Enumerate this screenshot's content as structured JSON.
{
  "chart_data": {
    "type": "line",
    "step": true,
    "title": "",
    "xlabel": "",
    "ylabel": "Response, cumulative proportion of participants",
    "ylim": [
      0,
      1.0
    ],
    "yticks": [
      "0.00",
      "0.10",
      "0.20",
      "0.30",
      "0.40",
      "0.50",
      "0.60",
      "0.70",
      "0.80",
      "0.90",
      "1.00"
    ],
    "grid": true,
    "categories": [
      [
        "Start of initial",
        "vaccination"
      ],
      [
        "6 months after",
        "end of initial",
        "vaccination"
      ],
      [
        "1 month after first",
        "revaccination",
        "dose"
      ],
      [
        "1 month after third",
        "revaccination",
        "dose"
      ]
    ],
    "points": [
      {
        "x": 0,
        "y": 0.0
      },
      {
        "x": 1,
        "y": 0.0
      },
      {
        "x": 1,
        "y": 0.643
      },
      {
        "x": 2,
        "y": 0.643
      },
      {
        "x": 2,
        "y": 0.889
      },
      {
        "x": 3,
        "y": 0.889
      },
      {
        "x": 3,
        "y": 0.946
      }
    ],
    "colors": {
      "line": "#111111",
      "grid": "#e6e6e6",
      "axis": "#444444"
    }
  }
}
============================================================
PROBLEM STATEMENT: Set out the complete listing exactly as shown.

EXERCISE OUTPUT:
Enumerate this screenshot's content as structured JSON.
{
  "chart_data": {
    "type": "line",
    "step": true,
    "title": "",
    "xlabel": "",
    "ylabel": "Response, cumulative proportion of participants",
    "ylim": [
      0,
      1.0
    ],
    "yticks": [
      "0.00",
      "0.10",
      "0.20",
      "0.30",
      "0.40",
      "0.50",
      "0.60",
      "0.70",
      "0.80",
      "0.90",
      "1.00"
    ],
    "grid": true,
    "categories": [
      [
        "Start of initial",
        "vaccination"
      ],
      [
        "6 months after",
        "end of initial",
        "vaccination"
      ],
      [
        "1 month after first",
        "revaccination",
        "dose"
      ],
      [
        "1 month after third",
        "revaccination",
        "dose"
      ]
    ],
    "points": [
      {
        "x": 0,
        "y": 0.0
      },
      {
        "x": 1,
        "y": 0.0
      },
      {
        "x": 1,
        "y": 0.643
      },
      {
        "x": 2,
        "y": 0.643
      },
      {
        "x": 2,
        "y": 0.889
      },
      {
        "x": 3,
        "y": 0.889
      },
      {
        "x": 3,
        "y": 0.946
      }
    ],
    "colors": {
      "line": "#111111",
      "grid": "#e6e6e6",
      "axis": "#444444"
    }
  }
}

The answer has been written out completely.